* _Quoted text_:
---*---
Plaintiff Henna Ahmed brought this putative class-action lawsuit against defendants Beverly Health and Rehabilitation Services, Inc. ("Beverly Health"), GGNSC Administrative Services, LLC ("GGNSC Services"), and Does 1-100, alleging that defendants violated the California Labor Code. Presently before the court are plaintiff's unopposed Motion for final approval of the class action settlement (Docket No. 44) and unopposed Motion for attorneys' fees, costs, and class representative service payment. (Docket No. 45.)

I. Discussion1

Rule 23(e) provides that "[t]he claims, issues, or defenses of a certified class may be settled . . . only with the court's approval." Fed. R. Civ. P. 23(e). "Approval under 23(e) involves a two-step process in which the Court first determines whether a proposed class action settlement deserves preliminary approval and then, after notice is given to class members, whether final approval is warranted." Nat'l Rural Telecomms. Coop. v. DIRECTV, Inc., 221 F.R.D. 523, 525 (C.D. Cal. 2004) (citing Manual for Complex Litig. (Third), § 30.41 (1995)).

The Ninth Circuit has declared a strong judicial policy favoring settlement of class actions. Class Plaintiffs v. City of Seattle, 955 F.2d 1268, 1276 (9th Cir. 1992). Nevertheless, where, as here, "the parties reach a settlement agreement prior to class certification, courts must peruse the proposed compromise to ratify both [1] the propriety of the certification and [2] the fairness of the settlement." Staton v. Boeing Co., 327 F.3d 938, 952 (9th Cir. 2003).

The first part of the inquiry requires the court to "pay `undiluted, even heightened, attention' to class certification requirements" because, unlike in a fully litigated class action suit, the court "will lack the opportunity . . . to adjust the class, informed by the proceedings as they unfold." Amchem Prods. Inc. v. Windsor, 521 U.S. 591, 620 (1997); see also Hanlon v. Chrysler Corp., 150 F.3d 1011, 1019 (9th Cir. 1998).
---*---
* _Listing_:
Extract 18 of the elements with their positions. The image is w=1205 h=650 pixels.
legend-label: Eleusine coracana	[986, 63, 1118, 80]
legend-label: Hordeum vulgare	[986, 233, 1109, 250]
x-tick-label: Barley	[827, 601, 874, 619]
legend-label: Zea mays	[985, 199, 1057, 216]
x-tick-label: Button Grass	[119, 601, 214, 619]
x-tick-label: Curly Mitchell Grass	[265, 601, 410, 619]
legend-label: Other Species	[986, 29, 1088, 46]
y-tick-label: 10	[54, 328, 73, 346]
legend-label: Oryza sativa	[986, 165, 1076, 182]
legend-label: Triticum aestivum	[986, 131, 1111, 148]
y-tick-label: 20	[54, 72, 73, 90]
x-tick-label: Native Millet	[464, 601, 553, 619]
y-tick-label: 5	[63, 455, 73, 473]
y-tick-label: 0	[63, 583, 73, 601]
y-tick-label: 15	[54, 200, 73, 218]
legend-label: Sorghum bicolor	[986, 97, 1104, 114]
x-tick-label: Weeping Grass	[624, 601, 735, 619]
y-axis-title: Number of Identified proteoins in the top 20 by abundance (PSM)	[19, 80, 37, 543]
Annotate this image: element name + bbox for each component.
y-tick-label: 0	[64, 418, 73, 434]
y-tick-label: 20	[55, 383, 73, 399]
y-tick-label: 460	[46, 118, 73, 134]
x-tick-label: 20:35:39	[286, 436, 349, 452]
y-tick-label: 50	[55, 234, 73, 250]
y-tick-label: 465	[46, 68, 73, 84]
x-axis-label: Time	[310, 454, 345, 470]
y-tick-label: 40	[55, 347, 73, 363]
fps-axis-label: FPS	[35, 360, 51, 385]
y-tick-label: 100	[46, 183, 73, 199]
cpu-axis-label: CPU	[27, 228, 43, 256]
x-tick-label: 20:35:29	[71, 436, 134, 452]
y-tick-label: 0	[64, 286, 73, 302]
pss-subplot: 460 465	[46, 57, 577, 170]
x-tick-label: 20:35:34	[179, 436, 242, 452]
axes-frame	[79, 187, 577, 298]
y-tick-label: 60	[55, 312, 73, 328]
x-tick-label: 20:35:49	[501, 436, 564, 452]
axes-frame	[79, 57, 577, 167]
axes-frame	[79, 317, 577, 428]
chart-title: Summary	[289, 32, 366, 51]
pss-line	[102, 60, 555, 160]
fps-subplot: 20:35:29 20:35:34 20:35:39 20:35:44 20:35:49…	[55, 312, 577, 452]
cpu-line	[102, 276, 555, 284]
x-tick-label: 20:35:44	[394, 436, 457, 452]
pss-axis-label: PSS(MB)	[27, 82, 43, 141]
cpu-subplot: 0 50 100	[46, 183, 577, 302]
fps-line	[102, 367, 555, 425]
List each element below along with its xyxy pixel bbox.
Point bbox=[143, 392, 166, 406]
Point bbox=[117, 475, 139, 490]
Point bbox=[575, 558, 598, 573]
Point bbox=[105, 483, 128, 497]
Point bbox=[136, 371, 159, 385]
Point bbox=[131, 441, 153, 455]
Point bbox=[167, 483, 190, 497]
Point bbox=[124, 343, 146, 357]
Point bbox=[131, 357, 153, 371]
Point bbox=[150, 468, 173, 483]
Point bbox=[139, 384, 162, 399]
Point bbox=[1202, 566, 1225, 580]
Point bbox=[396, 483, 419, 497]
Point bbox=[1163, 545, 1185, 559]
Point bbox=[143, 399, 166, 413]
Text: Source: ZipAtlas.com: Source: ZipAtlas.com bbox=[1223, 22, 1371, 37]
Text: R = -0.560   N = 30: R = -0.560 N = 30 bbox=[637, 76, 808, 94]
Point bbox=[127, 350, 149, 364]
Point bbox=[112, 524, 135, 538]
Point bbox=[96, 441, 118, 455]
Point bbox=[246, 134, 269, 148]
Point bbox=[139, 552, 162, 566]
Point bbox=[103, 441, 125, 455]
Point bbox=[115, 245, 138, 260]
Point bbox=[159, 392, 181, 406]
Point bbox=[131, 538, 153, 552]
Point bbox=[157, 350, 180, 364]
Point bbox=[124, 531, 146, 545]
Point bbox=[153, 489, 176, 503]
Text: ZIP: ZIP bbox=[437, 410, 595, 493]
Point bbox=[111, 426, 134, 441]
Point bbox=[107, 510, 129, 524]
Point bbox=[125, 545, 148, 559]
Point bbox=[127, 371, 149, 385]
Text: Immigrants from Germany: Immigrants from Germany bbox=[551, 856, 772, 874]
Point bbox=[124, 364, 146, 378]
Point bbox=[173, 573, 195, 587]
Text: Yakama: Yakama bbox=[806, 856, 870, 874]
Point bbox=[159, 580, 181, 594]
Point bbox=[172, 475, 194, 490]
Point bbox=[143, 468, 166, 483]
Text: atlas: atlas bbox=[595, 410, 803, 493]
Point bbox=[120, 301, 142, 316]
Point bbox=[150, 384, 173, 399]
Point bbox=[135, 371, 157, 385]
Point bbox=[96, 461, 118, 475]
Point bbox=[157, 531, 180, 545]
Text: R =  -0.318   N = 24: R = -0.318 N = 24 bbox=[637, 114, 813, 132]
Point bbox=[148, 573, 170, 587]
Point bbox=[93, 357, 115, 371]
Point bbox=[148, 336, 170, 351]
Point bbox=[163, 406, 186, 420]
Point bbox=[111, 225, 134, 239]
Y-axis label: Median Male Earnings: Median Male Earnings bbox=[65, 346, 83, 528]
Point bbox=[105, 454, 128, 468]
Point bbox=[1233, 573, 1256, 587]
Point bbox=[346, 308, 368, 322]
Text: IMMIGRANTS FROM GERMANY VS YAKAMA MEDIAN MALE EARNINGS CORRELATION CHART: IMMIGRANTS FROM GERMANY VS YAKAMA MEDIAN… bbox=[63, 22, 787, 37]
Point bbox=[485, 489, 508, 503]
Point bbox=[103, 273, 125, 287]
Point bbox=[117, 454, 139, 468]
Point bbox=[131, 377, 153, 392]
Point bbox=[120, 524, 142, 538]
---*---
* _Stated exercise 1_: In the court opinion on the class-action settlement, swap "strong" for "firm" and reproduce the part that opens with the words containing "The Ninth Circuit" and closes with "(9th Cir. 2003).".
* _Stated exercise 2_: According to the court opinion on the class-action settlement, what docket number does the plaintiff's motion for final approval of the settlement carry?

* _Exercise output 1_:
The Ninth Circuit has declared a firm judicial policy favoring settlement of class actions. Class Plaintiffs v. City of Seattle, 955 F.2d 1268, 1276 (9th Cir. 1992). Nevertheless, where, as here, "the parties reach a settlement agreement prior to class certification, courts must peruse the proposed compromise to ratify both [1] the propriety of the certification and [2] the fairness of the settlement." Staton v. Boeing Co., 327 F.3d 938, 952 (9th Cir. 2003).

* _Exercise output 2_: Docket No. 44